**ENTRIES SHOWN**
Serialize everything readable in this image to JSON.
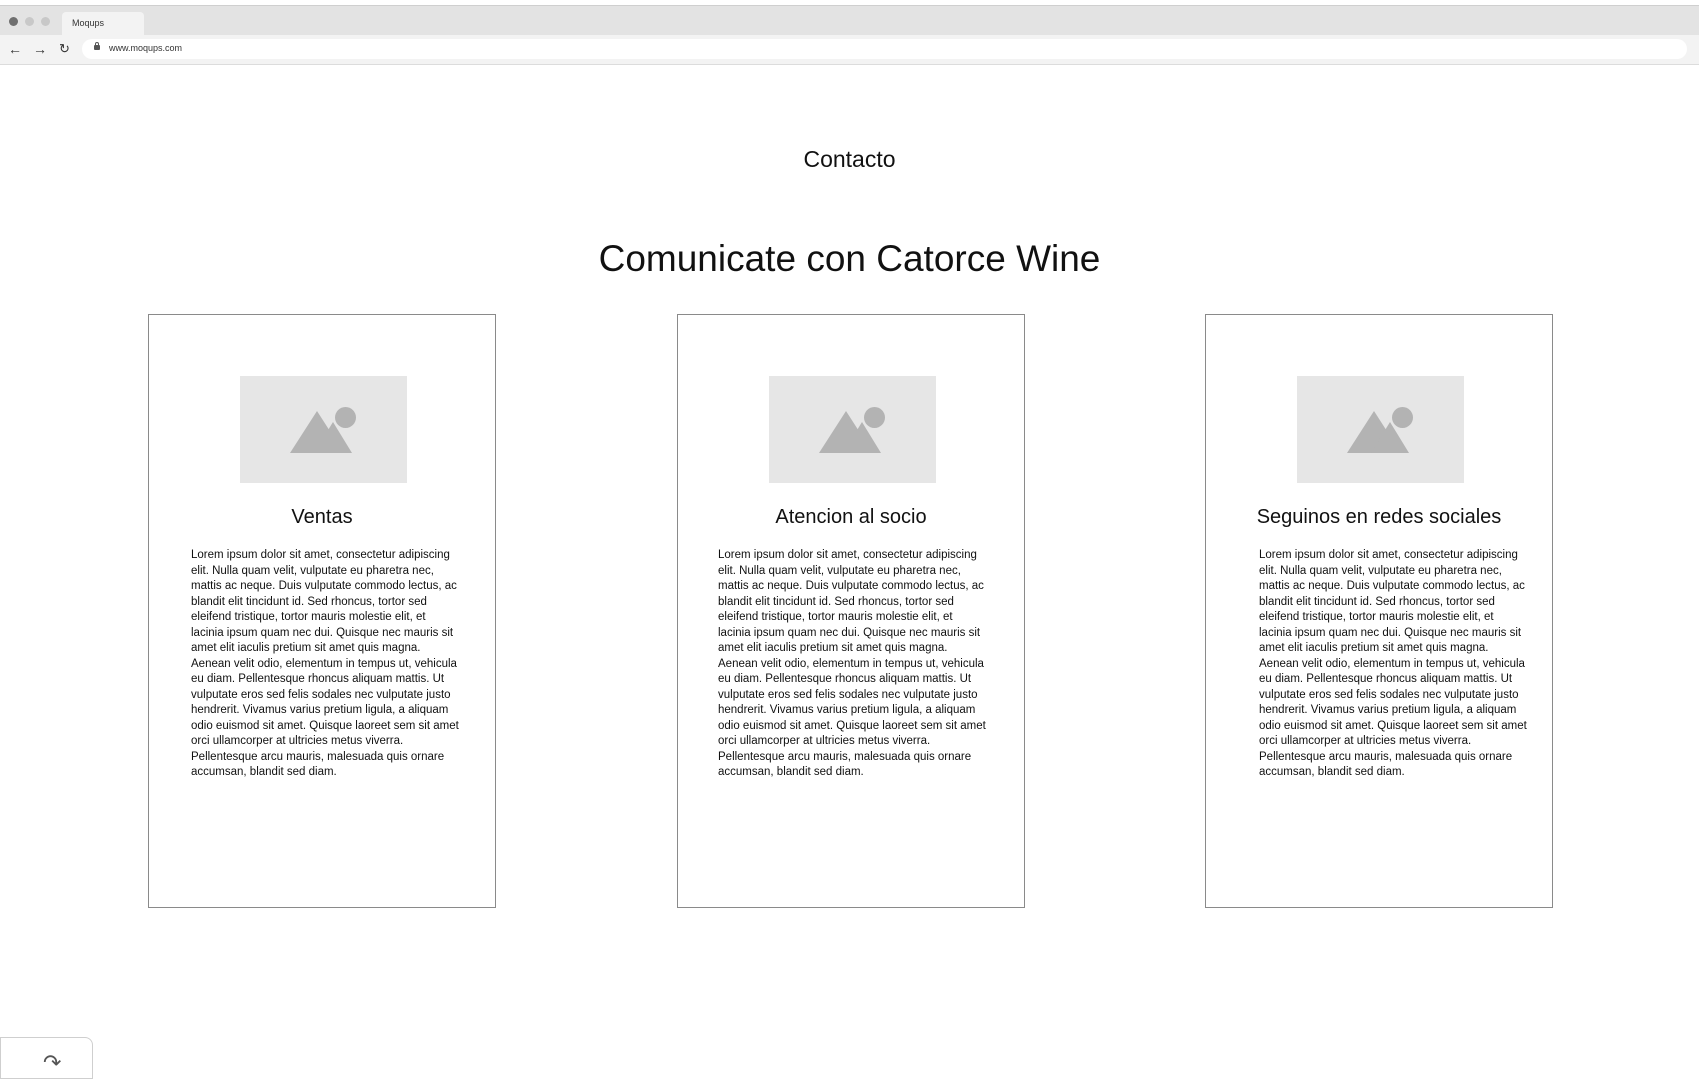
{
  "browser": {
    "tab_title": "Moqups",
    "url": "www.moqups.com",
    "icons": [
      "back-arrow-icon",
      "forward-arrow-icon",
      "reload-icon",
      "lock-icon"
    ]
  },
  "page": {
    "heading": "Contacto",
    "title": "Comunicate con Catorce Wine"
  },
  "cards": [
    {
      "title": "Ventas",
      "image_icon": "image-placeholder-icon",
      "text": "Lorem ipsum dolor sit amet, consectetur adipiscing elit. Nulla quam velit, vulputate eu pharetra nec, mattis ac neque. Duis vulputate commodo lectus, ac blandit elit tincidunt id. Sed rhoncus, tortor sed eleifend tristique, tortor mauris molestie elit, et lacinia ipsum quam nec dui. Quisque nec mauris sit amet elit iaculis pretium sit amet quis magna. Aenean velit odio, elementum in tempus ut, vehicula eu diam. Pellentesque rhoncus aliquam mattis. Ut vulputate eros sed felis sodales nec vulputate justo hendrerit. Vivamus varius pretium ligula, a aliquam odio euismod sit amet. Quisque laoreet sem sit amet orci ullamcorper at ultricies metus viverra. Pellentesque arcu mauris, malesuada quis ornare accumsan, blandit sed diam."
    },
    {
      "title": "Atencion al socio",
      "image_icon": "image-placeholder-icon",
      "text": "Lorem ipsum dolor sit amet, consectetur adipiscing elit. Nulla quam velit, vulputate eu pharetra nec, mattis ac neque. Duis vulputate commodo lectus, ac blandit elit tincidunt id. Sed rhoncus, tortor sed eleifend tristique, tortor mauris molestie elit, et lacinia ipsum quam nec dui. Quisque nec mauris sit amet elit iaculis pretium sit amet quis magna. Aenean velit odio, elementum in tempus ut, vehicula eu diam. Pellentesque rhoncus aliquam mattis. Ut vulputate eros sed felis sodales nec vulputate justo hendrerit. Vivamus varius pretium ligula, a aliquam odio euismod sit amet. Quisque laoreet sem sit amet orci ullamcorper at ultricies metus viverra. Pellentesque arcu mauris, malesuada quis ornare accumsan, blandit sed diam."
    },
    {
      "title": "Seguinos en redes sociales",
      "image_icon": "image-placeholder-icon",
      "text": "Lorem ipsum dolor sit amet, consectetur adipiscing elit. Nulla quam velit, vulputate eu pharetra nec, mattis ac neque. Duis vulputate commodo lectus, ac blandit elit tincidunt id. Sed rhoncus, tortor sed eleifend tristique, tortor mauris molestie elit, et lacinia ipsum quam nec dui. Quisque nec mauris sit amet elit iaculis pretium sit amet quis magna. Aenean velit odio, elementum in tempus ut, vehicula eu diam. Pellentesque rhoncus aliquam mattis. Ut vulputate eros sed felis sodales nec vulputate justo hendrerit. Vivamus varius pretium ligula, a aliquam odio euismod sit amet. Quisque laoreet sem sit amet orci ullamcorper at ultricies metus viverra. Pellentesque arcu mauris, malesuada quis ornare accumsan, blandit sed diam."
    }
  ],
  "corner_widget": {
    "icon": "redo-arrow-icon"
  }
}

**EXERCISE AIM**
Copy the lines from the entries above in which the word "arrow" appears.

**OUTPUT FOR THIS EXERCISE**
      "back-arrow-icon",
      "forward-arrow-icon",
    "icon": "redo-arrow-icon"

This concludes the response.